**Records**
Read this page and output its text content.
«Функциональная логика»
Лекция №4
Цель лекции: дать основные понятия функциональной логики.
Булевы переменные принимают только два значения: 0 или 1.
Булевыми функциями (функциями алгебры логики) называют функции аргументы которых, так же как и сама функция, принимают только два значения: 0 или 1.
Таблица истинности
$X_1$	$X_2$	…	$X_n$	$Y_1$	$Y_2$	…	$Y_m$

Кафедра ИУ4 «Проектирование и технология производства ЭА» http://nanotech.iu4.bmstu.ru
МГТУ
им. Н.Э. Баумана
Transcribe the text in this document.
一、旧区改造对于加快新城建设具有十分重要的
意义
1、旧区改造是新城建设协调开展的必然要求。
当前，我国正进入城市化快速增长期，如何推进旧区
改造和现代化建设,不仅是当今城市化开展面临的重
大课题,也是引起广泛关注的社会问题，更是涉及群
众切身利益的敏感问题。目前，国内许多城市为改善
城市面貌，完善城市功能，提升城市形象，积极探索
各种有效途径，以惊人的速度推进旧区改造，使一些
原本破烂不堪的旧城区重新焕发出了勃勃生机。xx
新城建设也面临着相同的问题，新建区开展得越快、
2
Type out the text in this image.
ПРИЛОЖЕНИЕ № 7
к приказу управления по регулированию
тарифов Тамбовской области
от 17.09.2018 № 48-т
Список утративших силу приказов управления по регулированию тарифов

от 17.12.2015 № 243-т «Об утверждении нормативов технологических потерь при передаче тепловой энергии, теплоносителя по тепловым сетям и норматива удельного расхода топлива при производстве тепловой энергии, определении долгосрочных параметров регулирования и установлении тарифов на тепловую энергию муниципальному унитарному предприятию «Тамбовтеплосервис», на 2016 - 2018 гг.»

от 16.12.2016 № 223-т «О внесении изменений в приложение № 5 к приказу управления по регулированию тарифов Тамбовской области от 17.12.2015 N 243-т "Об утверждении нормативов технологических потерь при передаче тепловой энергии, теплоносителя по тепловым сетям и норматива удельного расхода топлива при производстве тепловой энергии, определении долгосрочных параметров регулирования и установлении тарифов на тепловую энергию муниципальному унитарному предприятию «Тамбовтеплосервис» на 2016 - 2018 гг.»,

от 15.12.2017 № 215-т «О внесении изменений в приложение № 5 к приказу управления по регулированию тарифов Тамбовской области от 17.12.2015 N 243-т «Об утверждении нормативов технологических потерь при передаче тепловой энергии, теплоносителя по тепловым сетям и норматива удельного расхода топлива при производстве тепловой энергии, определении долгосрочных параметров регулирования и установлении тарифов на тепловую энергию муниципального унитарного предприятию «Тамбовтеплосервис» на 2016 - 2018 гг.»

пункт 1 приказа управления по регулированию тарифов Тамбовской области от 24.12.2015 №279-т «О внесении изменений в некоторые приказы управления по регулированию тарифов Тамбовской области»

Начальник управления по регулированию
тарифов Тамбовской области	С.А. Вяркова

**Exercise brief**
Give the listing again, word for word.

**Response to the exercise**
Read this page and output its text content.
«Функциональная логика»
Лекция №4
Цель лекции: дать основные понятия функциональной логики.
Булевы переменные принимают только два значения: 0 или 1.
Булевыми функциями (функциями алгебры логики) называют функции аргументы которых, так же как и сама функция, принимают только два значения: 0 или 1.
Таблица истинности
$X_1$	$X_2$	…	$X_n$	$Y_1$	$Y_2$	…	$Y_m$

Кафедра ИУ4 «Проектирование и технология производства ЭА» http://nanotech.iu4.bmstu.ru
МГТУ
им. Н.Э. Баумана
Transcribe the text in this document.
一、旧区改造对于加快新城建设具有十分重要的
意义
1、旧区改造是新城建设协调开展的必然要求。
当前，我国正进入城市化快速增长期，如何推进旧区
改造和现代化建设,不仅是当今城市化开展面临的重
大课题,也是引起广泛关注的社会问题，更是涉及群
众切身利益的敏感问题。目前，国内许多城市为改善
城市面貌，完善城市功能，提升城市形象，积极探索
各种有效途径，以惊人的速度推进旧区改造，使一些
原本破烂不堪的旧城区重新焕发出了勃勃生机。xx
新城建设也面临着相同的问题，新建区开展得越快、
2
Type out the text in this image.
ПРИЛОЖЕНИЕ № 7
к приказу управления по регулированию
тарифов Тамбовской области
от 17.09.2018 № 48-т
Список утративших силу приказов управления по регулированию тарифов

от 17.12.2015 № 243-т «Об утверждении нормативов технологических потерь при передаче тепловой энергии, теплоносителя по тепловым сетям и норматива удельного расхода топлива при производстве тепловой энергии, определении долгосрочных параметров регулирования и установлении тарифов на тепловую энергию муниципальному унитарному предприятию «Тамбовтеплосервис», на 2016 - 2018 гг.»

от 16.12.2016 № 223-т «О внесении изменений в приложение № 5 к приказу управления по регулированию тарифов Тамбовской области от 17.12.2015 N 243-т "Об утверждении нормативов технологических потерь при передаче тепловой энергии, теплоносителя по тепловым сетям и норматива удельного расхода топлива при производстве тепловой энергии, определении долгосрочных параметров регулирования и установлении тарифов на тепловую энергию муниципальному унитарному предприятию «Тамбовтеплосервис» на 2016 - 2018 гг.»,

от 15.12.2017 № 215-т «О внесении изменений в приложение № 5 к приказу управления по регулированию тарифов Тамбовской области от 17.12.2015 N 243-т «Об утверждении нормативов технологических потерь при передаче тепловой энергии, теплоносителя по тепловым сетям и норматива удельного расхода топлива при производстве тепловой энергии, определении долгосрочных параметров регулирования и установлении тарифов на тепловую энергию муниципального унитарного предприятию «Тамбовтеплосервис» на 2016 - 2018 гг.»

пункт 1 приказа управления по регулированию тарифов Тамбовской области от 24.12.2015 №279-т «О внесении изменений в некоторые приказы управления по регулированию тарифов Тамбовской области»

Начальник управления по регулированию
тарифов Тамбовской области	С.А. Вяркова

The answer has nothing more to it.